■ **GIVEN DATA**:
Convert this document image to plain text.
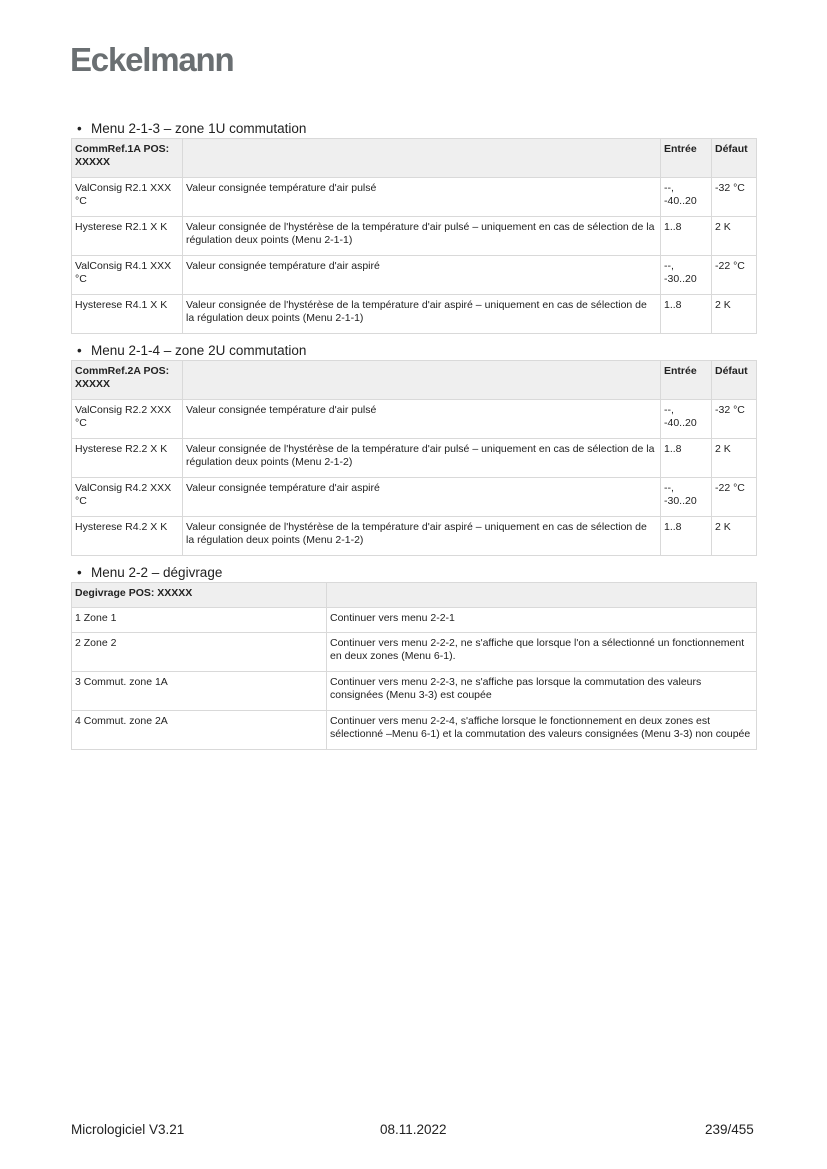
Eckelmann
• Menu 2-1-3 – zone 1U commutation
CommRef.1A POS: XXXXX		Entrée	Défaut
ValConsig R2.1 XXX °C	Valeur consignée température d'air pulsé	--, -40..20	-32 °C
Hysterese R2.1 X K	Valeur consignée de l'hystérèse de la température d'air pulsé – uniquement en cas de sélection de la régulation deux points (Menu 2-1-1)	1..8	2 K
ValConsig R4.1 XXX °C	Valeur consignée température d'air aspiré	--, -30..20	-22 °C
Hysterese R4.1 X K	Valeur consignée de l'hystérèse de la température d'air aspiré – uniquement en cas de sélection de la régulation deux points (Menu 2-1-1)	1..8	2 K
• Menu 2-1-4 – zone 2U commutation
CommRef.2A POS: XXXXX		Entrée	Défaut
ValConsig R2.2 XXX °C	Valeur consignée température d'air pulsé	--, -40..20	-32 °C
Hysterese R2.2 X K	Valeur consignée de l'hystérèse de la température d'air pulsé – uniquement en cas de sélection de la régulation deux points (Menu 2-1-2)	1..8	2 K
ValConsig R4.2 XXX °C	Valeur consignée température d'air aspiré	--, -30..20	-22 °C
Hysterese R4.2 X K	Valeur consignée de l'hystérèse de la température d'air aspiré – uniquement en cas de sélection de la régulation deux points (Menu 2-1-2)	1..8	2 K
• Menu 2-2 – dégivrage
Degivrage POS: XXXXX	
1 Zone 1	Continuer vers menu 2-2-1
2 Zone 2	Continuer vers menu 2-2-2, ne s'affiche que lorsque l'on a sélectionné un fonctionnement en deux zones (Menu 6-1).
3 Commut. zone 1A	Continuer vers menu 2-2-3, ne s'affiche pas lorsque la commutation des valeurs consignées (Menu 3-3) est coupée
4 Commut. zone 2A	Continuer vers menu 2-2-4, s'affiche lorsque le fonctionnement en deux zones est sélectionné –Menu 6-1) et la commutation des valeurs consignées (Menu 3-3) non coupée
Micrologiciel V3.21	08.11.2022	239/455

■ **EXERCISE DIRECTIONS**:
Within the data above, pick out all lines holding the word "régulation".

■ **TASK ANSWER**:
Hysterese R2.1 X K	Valeur consignée de l'hystérèse de la température d'air pulsé – uniquement en cas de sélection de la régulation deux points (Menu 2-1-1)	1..8	2 K
Hysterese R4.1 X K	Valeur consignée de l'hystérèse de la température d'air aspiré – uniquement en cas de sélection de la régulation deux points (Menu 2-1-1)	1..8	2 K
Hysterese R2.2 X K	Valeur consignée de l'hystérèse de la température d'air pulsé – uniquement en cas de sélection de la régulation deux points (Menu 2-1-2)	1..8	2 K
Hysterese R4.2 X K	Valeur consignée de l'hystérèse de la température d'air aspiré – uniquement en cas de sélection de la régulation deux points (Menu 2-1-2)	1..8	2 K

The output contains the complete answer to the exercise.